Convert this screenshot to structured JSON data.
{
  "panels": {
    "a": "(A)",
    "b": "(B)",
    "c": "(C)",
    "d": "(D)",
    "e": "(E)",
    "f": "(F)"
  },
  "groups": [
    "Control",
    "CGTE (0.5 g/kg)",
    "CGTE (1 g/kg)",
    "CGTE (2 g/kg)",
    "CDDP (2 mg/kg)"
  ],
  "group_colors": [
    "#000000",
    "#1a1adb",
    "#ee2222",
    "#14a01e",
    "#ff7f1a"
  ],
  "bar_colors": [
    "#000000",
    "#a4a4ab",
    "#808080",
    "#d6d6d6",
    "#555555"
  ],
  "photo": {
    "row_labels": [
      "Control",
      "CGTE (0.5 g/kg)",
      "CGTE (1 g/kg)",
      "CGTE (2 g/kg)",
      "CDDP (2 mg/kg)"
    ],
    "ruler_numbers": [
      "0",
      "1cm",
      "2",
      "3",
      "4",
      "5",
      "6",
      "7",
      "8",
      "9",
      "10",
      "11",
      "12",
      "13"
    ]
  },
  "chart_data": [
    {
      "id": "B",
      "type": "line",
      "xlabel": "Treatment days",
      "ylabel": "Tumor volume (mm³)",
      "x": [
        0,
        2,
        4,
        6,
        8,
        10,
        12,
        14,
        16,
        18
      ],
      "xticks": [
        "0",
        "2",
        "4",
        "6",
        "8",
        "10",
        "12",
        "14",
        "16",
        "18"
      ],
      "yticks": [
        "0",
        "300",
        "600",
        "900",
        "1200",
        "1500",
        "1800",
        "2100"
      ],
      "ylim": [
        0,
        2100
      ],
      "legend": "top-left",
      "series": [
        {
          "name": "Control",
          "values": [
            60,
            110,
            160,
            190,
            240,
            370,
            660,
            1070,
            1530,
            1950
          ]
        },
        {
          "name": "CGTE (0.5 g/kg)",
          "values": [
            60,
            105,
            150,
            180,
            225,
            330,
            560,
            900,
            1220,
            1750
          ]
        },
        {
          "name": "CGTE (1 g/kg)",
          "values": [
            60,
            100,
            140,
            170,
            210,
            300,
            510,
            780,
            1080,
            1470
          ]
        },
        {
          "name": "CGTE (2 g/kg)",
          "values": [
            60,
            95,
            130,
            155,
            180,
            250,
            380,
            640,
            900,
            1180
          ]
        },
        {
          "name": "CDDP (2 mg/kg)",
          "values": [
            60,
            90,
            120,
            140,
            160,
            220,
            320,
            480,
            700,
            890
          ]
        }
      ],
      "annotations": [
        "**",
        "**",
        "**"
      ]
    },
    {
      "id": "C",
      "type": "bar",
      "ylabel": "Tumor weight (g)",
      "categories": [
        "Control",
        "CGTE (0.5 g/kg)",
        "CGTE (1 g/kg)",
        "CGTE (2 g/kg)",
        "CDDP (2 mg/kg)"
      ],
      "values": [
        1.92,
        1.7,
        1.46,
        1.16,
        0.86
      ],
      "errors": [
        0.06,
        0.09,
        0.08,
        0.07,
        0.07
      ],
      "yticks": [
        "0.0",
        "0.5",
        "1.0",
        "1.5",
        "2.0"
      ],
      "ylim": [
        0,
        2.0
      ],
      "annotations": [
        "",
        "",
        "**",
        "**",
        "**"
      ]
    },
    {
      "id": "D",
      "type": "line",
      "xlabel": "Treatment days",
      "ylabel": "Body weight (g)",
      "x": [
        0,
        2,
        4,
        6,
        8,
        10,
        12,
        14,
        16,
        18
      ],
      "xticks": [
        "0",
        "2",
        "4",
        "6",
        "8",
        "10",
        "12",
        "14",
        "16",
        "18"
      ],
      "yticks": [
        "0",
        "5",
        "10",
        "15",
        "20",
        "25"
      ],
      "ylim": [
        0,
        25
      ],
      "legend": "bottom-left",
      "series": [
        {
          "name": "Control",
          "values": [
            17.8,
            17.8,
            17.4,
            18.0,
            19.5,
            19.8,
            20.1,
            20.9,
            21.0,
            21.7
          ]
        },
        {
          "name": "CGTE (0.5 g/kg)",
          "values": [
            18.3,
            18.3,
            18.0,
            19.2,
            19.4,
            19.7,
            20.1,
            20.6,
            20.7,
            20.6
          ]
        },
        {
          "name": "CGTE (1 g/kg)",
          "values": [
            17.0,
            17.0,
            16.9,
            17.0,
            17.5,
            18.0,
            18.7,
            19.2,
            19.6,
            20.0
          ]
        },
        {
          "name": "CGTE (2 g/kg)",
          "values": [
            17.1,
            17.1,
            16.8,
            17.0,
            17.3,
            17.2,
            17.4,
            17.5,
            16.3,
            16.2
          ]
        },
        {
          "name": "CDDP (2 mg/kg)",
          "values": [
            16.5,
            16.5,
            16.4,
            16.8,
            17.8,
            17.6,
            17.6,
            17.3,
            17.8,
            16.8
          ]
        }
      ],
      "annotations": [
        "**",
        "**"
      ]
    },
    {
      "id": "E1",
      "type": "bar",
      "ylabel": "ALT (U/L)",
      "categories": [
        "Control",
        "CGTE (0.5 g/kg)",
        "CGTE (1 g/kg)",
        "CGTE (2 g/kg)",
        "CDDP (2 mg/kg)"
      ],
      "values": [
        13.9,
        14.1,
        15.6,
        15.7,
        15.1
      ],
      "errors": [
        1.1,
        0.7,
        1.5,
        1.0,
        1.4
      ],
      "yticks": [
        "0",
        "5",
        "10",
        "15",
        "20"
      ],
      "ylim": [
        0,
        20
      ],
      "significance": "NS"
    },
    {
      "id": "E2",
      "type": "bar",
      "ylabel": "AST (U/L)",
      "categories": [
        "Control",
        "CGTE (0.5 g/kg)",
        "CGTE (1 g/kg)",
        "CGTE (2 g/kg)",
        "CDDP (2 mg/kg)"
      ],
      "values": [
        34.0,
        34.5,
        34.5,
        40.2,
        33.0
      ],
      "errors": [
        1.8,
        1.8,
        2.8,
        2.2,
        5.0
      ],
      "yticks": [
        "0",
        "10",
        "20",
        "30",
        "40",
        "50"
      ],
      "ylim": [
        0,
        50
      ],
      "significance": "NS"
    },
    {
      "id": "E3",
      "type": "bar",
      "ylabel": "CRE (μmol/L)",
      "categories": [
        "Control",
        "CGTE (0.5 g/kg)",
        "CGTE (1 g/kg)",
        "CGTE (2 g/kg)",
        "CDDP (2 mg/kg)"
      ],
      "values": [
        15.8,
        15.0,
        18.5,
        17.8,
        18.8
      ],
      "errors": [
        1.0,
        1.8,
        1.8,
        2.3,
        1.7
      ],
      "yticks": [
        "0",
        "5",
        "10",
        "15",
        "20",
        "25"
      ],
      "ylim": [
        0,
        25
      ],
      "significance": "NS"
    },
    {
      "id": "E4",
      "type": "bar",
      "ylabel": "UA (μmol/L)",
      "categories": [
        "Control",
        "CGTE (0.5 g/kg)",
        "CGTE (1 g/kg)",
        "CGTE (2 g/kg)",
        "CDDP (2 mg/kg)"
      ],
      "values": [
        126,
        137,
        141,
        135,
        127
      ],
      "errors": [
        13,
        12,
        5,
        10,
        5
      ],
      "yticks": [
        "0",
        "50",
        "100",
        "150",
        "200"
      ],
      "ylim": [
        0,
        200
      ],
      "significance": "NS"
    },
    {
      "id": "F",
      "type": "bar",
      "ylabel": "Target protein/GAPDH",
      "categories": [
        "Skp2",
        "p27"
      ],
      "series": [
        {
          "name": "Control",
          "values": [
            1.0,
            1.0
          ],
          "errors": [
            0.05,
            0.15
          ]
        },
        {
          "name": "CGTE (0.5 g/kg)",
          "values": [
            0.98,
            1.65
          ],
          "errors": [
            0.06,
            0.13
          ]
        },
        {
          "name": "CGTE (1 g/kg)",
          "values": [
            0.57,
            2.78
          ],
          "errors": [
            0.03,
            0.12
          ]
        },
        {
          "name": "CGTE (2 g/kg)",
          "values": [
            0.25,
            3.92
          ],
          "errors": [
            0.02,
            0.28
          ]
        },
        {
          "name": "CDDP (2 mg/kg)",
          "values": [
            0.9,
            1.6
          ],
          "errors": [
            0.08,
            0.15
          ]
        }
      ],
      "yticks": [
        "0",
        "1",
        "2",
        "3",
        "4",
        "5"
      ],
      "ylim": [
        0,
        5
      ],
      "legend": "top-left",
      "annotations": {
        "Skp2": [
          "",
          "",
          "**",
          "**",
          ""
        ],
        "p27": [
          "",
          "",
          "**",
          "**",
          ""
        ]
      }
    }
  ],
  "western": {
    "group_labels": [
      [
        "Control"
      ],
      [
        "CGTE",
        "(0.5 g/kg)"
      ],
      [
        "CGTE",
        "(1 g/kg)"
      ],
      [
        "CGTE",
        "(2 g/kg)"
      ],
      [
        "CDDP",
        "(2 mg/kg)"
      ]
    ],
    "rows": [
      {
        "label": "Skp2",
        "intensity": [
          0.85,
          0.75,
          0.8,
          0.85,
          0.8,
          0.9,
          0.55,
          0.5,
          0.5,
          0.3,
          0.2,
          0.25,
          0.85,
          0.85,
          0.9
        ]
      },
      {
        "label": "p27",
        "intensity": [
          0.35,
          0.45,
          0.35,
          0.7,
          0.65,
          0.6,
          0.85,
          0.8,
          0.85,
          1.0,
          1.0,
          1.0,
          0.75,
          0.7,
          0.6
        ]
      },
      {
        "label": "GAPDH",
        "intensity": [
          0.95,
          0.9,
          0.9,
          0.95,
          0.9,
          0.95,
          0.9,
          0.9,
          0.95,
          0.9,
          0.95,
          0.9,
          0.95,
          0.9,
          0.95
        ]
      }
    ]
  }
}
-------------------------
◆ Task to carry out: By examining the material line by line, establish how many lines contain "ylabel" and give only that number.

◆ Answer to this exercise: 8